EXERCISE PROMPT
Extract from the listing each line in which the word "ylabel" appears.

DATA TO USE

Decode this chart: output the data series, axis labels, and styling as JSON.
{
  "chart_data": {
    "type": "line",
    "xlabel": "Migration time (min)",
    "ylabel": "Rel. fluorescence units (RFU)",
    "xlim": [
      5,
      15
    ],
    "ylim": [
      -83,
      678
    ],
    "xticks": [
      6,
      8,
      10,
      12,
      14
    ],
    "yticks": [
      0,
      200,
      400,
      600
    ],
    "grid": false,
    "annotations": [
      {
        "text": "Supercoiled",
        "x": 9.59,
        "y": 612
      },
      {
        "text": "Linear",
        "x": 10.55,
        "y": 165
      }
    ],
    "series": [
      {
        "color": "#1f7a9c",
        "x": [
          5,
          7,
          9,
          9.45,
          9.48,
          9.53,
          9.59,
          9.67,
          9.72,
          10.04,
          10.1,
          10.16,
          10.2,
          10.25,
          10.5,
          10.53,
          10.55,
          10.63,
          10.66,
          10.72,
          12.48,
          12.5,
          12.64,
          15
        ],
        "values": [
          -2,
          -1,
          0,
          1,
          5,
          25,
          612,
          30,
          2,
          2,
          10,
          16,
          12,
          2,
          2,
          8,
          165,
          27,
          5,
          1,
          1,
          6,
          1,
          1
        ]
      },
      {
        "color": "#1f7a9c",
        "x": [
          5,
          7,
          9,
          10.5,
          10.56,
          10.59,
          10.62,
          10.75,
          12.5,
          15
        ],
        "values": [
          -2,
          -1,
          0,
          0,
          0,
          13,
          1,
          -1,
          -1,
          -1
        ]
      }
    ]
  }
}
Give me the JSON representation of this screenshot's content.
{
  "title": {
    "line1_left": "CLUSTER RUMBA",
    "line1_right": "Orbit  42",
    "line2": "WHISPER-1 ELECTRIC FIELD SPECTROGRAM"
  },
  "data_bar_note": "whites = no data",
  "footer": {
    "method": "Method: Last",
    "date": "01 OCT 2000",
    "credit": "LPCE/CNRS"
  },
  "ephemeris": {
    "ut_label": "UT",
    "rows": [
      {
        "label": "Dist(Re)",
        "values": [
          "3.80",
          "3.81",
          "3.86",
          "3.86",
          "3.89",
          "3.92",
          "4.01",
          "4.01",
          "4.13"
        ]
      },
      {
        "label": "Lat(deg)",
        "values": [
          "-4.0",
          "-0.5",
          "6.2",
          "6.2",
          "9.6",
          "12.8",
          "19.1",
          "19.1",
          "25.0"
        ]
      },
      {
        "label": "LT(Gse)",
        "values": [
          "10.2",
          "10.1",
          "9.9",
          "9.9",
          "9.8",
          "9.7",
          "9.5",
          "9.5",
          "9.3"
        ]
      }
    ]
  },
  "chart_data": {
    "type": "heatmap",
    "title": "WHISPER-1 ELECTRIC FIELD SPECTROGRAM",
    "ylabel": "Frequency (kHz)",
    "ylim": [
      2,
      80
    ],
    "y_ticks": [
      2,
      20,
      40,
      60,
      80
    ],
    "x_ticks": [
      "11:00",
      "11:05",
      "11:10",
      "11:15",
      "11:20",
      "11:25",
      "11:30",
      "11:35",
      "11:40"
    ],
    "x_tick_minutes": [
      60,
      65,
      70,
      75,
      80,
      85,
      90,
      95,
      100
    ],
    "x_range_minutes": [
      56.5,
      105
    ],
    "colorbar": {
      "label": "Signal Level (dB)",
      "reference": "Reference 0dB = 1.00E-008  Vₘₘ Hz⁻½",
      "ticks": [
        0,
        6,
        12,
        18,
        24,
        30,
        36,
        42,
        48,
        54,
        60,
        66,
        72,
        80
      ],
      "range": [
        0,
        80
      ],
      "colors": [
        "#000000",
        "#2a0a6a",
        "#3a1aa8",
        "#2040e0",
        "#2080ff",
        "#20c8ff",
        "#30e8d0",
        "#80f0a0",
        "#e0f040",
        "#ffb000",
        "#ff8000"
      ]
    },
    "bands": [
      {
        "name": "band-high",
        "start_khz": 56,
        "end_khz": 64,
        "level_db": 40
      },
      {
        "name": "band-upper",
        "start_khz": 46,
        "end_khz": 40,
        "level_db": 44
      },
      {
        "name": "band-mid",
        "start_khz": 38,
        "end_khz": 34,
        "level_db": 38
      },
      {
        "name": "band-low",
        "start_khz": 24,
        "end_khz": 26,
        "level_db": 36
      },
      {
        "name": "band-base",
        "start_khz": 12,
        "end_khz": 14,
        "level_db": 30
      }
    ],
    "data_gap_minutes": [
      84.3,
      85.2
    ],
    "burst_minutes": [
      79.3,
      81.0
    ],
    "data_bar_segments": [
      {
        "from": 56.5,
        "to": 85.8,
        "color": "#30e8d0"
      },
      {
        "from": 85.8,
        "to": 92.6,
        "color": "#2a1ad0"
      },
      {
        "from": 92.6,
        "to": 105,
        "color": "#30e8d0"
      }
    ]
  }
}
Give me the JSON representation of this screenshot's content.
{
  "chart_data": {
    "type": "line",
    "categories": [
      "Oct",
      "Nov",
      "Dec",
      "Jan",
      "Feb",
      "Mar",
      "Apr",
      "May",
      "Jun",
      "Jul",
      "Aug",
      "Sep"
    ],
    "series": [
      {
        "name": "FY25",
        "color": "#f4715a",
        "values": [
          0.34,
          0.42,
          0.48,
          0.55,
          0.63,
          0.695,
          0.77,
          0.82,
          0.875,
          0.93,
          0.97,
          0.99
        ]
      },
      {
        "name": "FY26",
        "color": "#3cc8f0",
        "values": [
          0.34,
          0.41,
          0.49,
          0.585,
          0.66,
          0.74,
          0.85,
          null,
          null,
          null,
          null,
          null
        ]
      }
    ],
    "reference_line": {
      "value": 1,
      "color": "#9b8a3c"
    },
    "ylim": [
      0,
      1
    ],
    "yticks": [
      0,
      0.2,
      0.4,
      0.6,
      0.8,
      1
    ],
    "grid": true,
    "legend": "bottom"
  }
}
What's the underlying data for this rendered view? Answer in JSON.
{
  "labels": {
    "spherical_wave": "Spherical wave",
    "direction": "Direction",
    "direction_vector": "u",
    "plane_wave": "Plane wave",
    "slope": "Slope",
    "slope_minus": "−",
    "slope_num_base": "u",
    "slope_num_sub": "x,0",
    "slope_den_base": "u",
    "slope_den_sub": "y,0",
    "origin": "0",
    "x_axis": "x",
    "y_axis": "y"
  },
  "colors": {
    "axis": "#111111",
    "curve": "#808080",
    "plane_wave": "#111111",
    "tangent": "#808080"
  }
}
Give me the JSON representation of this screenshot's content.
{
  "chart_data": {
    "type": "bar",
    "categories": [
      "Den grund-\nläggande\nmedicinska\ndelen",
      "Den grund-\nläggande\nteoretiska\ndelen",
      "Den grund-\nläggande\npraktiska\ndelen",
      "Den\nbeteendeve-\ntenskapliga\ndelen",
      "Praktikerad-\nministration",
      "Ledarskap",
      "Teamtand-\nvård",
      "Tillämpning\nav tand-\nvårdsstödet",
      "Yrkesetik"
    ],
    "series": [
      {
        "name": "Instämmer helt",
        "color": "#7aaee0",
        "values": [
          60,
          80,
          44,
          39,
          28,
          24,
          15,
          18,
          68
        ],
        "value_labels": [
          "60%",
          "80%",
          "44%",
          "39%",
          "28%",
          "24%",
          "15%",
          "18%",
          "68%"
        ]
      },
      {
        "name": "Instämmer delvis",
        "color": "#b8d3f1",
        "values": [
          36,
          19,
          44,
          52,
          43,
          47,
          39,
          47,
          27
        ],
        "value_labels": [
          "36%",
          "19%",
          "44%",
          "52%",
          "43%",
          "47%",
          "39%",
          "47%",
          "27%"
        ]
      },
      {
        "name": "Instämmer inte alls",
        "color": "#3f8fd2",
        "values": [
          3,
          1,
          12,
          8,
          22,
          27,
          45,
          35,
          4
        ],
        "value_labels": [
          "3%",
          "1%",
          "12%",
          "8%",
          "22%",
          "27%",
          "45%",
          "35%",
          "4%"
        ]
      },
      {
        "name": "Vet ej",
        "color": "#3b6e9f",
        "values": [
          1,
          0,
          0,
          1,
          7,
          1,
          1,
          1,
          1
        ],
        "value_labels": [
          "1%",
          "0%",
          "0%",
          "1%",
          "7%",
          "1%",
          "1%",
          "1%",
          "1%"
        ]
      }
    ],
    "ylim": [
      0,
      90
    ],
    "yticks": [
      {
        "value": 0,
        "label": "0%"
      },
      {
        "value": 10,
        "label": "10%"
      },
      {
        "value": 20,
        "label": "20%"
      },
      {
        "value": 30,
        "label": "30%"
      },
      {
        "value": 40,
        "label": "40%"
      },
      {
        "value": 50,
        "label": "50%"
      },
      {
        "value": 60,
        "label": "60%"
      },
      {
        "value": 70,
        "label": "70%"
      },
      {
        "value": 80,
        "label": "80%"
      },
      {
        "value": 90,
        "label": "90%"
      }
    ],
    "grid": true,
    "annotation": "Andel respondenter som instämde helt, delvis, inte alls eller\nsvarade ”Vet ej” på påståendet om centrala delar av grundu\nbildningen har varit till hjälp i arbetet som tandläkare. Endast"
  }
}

OUTPUT
    "ylabel": "Rel. fluorescence units (RFU)",
    "ylabel": "Frequency (kHz)",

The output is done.